**Set task**
Scan the lines below for the string "данные" and copy every one that has it.

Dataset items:
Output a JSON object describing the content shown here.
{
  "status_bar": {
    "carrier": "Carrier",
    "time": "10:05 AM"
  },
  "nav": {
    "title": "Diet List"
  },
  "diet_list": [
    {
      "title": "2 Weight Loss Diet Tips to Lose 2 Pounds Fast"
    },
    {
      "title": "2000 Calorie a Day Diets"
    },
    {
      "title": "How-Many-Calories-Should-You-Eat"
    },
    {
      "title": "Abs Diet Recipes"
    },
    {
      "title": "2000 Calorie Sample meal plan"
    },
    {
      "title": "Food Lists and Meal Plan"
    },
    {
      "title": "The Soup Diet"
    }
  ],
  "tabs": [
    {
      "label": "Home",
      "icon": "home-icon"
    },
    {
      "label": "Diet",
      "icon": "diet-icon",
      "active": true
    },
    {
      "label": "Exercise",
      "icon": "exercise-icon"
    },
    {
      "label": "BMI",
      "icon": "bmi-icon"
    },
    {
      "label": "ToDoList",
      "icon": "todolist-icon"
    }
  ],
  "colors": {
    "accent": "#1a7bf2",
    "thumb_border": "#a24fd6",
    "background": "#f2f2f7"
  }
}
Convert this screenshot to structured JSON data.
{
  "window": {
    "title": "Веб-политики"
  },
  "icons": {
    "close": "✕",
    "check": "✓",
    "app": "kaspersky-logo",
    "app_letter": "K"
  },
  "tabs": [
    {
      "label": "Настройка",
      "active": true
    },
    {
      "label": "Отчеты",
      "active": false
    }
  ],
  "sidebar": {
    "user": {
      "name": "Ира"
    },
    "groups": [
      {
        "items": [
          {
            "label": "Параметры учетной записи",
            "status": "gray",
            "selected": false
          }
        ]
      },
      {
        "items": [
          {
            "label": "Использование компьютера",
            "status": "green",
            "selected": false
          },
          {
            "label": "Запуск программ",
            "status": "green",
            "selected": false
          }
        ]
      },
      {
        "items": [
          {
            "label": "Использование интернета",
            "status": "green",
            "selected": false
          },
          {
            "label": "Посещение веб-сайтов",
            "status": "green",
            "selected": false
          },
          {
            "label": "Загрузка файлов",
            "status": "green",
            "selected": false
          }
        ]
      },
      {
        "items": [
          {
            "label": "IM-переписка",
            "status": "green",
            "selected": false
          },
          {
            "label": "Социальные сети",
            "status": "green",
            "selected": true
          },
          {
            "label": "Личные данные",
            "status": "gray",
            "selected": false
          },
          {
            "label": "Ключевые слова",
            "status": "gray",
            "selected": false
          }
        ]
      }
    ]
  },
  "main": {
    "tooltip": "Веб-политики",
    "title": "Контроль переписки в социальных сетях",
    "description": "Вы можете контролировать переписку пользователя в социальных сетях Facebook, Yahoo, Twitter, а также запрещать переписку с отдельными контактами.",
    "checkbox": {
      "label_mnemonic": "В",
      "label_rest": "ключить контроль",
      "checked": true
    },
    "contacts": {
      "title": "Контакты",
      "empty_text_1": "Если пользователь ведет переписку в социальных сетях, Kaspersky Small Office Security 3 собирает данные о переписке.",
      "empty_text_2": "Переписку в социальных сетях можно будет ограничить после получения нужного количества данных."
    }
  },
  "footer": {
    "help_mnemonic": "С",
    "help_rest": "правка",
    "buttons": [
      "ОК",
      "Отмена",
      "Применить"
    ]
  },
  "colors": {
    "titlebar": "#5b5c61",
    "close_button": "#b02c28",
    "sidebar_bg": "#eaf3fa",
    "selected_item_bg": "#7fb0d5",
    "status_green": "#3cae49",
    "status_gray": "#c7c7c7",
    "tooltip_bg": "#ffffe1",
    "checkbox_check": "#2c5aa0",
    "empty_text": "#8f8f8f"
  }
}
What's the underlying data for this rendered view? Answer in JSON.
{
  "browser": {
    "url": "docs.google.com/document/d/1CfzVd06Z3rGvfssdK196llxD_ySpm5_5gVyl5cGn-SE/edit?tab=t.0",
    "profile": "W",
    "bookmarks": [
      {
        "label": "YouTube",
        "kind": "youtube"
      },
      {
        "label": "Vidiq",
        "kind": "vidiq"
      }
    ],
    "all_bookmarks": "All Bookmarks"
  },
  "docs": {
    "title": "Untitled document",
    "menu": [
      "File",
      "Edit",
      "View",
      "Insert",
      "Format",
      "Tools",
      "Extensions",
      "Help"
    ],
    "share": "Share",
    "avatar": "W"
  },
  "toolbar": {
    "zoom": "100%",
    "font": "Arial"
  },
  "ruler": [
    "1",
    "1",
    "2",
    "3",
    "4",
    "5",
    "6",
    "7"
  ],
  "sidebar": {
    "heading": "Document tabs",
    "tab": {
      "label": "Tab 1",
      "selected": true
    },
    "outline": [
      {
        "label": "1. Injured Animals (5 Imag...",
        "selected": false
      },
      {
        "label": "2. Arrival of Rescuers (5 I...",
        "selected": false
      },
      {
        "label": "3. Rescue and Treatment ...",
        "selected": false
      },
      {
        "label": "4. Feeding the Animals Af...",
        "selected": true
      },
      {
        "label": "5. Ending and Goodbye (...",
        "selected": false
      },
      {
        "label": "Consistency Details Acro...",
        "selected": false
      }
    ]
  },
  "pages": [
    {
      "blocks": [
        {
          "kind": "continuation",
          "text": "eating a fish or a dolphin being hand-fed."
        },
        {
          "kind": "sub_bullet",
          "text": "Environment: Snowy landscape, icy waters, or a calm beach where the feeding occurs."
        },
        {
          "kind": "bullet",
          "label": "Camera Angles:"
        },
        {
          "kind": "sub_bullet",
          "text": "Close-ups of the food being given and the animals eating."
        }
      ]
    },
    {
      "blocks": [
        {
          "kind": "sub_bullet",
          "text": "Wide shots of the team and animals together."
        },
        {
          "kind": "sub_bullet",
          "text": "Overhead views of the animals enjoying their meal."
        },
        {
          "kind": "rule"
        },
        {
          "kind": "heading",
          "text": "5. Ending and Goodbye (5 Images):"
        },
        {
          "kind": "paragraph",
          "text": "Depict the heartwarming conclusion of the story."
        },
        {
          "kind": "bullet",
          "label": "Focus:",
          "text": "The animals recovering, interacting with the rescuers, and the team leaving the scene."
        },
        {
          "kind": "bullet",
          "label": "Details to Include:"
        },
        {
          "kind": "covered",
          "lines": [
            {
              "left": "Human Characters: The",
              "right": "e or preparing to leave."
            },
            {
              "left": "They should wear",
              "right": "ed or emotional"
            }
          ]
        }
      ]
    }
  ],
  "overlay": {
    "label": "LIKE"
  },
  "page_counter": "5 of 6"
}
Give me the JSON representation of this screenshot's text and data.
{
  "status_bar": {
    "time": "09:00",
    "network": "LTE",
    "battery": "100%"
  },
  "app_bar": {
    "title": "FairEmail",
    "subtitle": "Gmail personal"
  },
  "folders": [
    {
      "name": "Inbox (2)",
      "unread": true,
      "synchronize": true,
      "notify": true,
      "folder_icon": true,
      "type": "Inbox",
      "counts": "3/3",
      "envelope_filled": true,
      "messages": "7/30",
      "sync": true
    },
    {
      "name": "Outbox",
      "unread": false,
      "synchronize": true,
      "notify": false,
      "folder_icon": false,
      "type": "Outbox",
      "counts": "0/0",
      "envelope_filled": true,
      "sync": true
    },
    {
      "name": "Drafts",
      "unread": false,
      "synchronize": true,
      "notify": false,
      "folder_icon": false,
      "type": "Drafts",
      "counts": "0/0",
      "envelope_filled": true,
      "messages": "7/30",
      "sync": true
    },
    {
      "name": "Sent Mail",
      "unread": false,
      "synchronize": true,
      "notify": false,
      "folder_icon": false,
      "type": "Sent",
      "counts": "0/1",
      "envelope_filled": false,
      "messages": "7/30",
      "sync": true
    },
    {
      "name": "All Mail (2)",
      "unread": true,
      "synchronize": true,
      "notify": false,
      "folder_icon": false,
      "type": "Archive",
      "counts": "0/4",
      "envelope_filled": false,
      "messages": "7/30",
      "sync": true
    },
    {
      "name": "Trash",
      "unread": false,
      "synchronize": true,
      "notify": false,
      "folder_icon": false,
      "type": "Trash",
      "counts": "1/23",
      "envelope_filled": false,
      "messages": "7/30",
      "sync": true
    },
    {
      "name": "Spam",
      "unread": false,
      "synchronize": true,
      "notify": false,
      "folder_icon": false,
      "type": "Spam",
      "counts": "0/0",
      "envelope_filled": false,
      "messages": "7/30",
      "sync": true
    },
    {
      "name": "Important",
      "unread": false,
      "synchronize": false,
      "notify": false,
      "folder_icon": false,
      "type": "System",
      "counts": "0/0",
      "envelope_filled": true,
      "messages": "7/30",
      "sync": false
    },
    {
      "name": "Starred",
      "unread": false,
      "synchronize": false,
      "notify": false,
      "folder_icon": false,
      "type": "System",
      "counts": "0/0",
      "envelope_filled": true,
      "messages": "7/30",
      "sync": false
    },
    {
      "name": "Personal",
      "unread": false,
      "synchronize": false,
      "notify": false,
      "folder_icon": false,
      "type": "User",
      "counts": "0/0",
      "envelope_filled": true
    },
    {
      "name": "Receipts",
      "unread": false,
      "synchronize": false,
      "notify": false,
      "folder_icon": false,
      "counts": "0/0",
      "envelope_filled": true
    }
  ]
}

**Task output**
            "label": "Личные данные",
      "empty_text_1": "Если пользователь ведет переписку в социальных сетях, Kaspersky Small Office Security 3 собирает данные о переписке.",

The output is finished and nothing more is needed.